┌─ RECORDS FOR THE EXERCISE

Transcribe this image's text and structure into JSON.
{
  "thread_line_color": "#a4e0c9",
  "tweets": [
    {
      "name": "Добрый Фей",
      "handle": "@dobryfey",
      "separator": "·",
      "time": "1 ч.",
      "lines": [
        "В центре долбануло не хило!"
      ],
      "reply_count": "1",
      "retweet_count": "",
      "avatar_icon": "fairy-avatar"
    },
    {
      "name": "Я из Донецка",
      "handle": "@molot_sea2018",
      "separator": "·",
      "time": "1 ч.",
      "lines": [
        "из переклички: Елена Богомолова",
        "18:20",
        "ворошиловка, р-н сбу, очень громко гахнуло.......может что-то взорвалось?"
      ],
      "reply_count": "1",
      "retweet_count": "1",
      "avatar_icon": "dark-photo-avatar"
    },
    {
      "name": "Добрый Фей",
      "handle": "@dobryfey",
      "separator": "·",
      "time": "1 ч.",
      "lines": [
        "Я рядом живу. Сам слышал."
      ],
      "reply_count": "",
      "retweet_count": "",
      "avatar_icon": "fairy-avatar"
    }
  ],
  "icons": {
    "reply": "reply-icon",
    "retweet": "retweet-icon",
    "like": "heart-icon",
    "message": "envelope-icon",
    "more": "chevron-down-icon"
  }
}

└─

THE PROBLEM → Repeat the material above in full, exactly as it stands.

IN RESPONSE →
Transcribe this image's text and structure into JSON.
{
  "thread_line_color": "#a4e0c9",
  "tweets": [
    {
      "name": "Добрый Фей",
      "handle": "@dobryfey",
      "separator": "·",
      "time": "1 ч.",
      "lines": [
        "В центре долбануло не хило!"
      ],
      "reply_count": "1",
      "retweet_count": "",
      "avatar_icon": "fairy-avatar"
    },
    {
      "name": "Я из Донецка",
      "handle": "@molot_sea2018",
      "separator": "·",
      "time": "1 ч.",
      "lines": [
        "из переклички: Елена Богомолова",
        "18:20",
        "ворошиловка, р-н сбу, очень громко гахнуло.......может что-то взорвалось?"
      ],
      "reply_count": "1",
      "retweet_count": "1",
      "avatar_icon": "dark-photo-avatar"
    },
    {
      "name": "Добрый Фей",
      "handle": "@dobryfey",
      "separator": "·",
      "time": "1 ч.",
      "lines": [
        "Я рядом живу. Сам слышал."
      ],
      "reply_count": "",
      "retweet_count": "",
      "avatar_icon": "fairy-avatar"
    }
  ],
  "icons": {
    "reply": "reply-icon",
    "retweet": "retweet-icon",
    "like": "heart-icon",
    "message": "envelope-icon",
    "more": "chevron-down-icon"
  }
}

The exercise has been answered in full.